* start *
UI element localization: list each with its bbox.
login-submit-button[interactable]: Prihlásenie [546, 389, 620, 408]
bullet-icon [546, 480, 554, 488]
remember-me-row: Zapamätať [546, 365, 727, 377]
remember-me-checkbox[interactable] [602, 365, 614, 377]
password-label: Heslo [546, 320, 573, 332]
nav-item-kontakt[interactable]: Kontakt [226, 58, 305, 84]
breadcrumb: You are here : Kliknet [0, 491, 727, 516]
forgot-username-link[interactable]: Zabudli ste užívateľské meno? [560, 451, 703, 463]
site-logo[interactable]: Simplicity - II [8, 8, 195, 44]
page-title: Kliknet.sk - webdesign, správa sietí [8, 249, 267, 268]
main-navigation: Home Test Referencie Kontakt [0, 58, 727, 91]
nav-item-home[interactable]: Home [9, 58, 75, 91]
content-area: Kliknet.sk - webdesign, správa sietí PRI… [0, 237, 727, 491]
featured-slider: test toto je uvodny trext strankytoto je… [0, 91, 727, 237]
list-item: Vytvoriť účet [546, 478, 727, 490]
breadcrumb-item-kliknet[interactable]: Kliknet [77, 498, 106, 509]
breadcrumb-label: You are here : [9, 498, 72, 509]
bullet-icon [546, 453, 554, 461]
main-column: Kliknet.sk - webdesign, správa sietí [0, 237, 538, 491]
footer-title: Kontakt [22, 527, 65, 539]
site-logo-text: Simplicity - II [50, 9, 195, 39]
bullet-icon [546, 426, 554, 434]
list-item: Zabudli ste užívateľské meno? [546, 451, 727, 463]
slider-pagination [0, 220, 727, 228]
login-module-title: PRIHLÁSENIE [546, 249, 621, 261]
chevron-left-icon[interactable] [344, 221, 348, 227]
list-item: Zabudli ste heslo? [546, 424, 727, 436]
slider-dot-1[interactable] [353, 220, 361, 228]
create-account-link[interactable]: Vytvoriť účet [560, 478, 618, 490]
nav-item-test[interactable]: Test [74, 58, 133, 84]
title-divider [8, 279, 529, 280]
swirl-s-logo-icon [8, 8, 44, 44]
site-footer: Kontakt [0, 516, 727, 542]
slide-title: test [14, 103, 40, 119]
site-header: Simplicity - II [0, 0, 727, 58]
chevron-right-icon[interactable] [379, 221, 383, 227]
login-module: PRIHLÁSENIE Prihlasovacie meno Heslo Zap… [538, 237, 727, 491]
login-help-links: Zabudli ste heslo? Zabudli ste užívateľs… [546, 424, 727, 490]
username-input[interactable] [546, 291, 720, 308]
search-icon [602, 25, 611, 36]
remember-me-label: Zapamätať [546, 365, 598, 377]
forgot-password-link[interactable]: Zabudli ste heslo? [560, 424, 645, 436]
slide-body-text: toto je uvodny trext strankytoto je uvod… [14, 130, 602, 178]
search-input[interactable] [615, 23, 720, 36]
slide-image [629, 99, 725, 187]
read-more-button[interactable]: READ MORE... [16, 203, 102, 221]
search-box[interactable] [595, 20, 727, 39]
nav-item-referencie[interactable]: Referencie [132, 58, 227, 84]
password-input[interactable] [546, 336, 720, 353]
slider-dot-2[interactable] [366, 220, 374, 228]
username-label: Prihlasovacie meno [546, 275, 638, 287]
* end *
* start *
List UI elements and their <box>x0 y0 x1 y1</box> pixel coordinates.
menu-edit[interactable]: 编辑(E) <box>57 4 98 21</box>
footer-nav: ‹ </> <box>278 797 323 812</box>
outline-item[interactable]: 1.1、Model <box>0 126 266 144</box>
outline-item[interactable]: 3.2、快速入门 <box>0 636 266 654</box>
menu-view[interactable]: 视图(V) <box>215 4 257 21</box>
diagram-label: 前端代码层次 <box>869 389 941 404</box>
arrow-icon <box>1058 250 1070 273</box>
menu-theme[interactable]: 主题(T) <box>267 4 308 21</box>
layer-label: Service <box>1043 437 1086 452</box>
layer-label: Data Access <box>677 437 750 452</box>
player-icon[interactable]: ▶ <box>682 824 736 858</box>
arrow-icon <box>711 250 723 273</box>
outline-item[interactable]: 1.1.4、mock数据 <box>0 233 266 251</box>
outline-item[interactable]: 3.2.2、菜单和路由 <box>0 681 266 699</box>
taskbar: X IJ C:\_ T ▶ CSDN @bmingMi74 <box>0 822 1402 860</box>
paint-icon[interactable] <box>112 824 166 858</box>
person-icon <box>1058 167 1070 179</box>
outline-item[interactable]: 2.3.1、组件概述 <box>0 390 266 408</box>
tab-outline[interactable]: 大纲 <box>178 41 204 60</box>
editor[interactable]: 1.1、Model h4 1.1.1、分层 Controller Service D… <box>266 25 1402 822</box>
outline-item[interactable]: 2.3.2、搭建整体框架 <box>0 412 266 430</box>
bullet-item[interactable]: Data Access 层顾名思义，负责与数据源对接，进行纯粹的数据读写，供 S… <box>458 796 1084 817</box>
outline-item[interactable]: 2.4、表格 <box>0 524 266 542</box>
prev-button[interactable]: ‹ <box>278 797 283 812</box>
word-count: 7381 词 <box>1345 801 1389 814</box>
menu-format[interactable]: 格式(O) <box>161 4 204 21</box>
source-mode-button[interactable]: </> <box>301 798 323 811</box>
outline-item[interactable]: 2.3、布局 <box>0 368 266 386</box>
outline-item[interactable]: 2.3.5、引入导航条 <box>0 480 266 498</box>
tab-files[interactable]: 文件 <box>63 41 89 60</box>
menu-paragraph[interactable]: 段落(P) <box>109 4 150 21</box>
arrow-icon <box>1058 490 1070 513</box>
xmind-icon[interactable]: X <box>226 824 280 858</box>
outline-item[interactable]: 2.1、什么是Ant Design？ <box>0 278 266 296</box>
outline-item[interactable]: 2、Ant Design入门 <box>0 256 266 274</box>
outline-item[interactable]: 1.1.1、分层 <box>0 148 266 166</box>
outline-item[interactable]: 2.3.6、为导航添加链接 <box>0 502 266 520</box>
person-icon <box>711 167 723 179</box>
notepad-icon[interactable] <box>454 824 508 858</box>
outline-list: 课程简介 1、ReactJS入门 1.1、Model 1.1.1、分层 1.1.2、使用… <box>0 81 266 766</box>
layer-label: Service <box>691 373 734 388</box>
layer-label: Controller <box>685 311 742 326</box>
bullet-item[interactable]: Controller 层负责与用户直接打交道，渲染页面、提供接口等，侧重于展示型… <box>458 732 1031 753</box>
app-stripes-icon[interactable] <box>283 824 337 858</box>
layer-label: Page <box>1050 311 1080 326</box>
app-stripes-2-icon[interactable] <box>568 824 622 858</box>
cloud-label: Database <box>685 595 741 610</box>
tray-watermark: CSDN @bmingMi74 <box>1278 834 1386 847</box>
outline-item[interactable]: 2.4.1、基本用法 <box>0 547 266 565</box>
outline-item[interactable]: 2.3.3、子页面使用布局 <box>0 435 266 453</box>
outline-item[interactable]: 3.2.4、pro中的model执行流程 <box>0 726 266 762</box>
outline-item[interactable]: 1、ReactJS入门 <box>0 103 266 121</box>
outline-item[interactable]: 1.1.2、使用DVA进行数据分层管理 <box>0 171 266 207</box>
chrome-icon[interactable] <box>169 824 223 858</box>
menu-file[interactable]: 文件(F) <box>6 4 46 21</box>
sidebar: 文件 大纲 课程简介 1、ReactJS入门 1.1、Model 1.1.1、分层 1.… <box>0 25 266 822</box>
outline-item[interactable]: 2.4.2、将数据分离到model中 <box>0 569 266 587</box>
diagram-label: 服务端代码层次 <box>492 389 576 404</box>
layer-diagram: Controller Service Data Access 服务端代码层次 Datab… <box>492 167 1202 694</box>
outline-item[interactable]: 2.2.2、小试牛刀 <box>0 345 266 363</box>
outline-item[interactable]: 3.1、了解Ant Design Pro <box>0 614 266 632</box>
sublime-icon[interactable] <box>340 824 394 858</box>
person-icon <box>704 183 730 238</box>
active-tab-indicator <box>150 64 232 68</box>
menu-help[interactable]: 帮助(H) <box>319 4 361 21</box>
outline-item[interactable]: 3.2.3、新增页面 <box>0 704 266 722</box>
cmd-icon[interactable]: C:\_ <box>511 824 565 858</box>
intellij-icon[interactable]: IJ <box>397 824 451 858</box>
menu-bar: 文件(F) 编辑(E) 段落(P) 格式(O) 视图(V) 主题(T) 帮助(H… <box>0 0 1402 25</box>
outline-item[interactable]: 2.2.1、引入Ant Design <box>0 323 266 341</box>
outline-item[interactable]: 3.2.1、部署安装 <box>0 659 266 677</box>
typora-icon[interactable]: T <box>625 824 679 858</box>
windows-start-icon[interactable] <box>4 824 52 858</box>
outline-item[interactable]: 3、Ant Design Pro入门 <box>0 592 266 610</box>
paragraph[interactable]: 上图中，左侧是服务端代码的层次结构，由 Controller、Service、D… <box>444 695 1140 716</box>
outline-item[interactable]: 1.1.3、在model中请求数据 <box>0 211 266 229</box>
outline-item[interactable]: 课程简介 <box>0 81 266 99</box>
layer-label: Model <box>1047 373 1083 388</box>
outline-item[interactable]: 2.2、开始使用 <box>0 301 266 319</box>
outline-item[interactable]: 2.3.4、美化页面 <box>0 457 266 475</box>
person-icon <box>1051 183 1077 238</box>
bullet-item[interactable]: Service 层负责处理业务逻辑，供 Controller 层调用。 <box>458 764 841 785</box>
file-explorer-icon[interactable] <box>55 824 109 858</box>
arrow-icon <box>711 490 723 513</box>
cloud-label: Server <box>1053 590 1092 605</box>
* end *
* [Requirements] Reproduce the records verbatim, from the line containing "UI element localization: list" through the line containing "password-label: Heslo [546, 320, 573, 332]", both included.

* [Response for this exercise]
UI element localization: list each with its bbox.
login-submit-button[interactable]: Prihlásenie [546, 389, 620, 408]
bullet-icon [546, 480, 554, 488]
remember-me-row: Zapamätať [546, 365, 727, 377]
remember-me-checkbox[interactable] [602, 365, 614, 377]
password-label: Heslo [546, 320, 573, 332]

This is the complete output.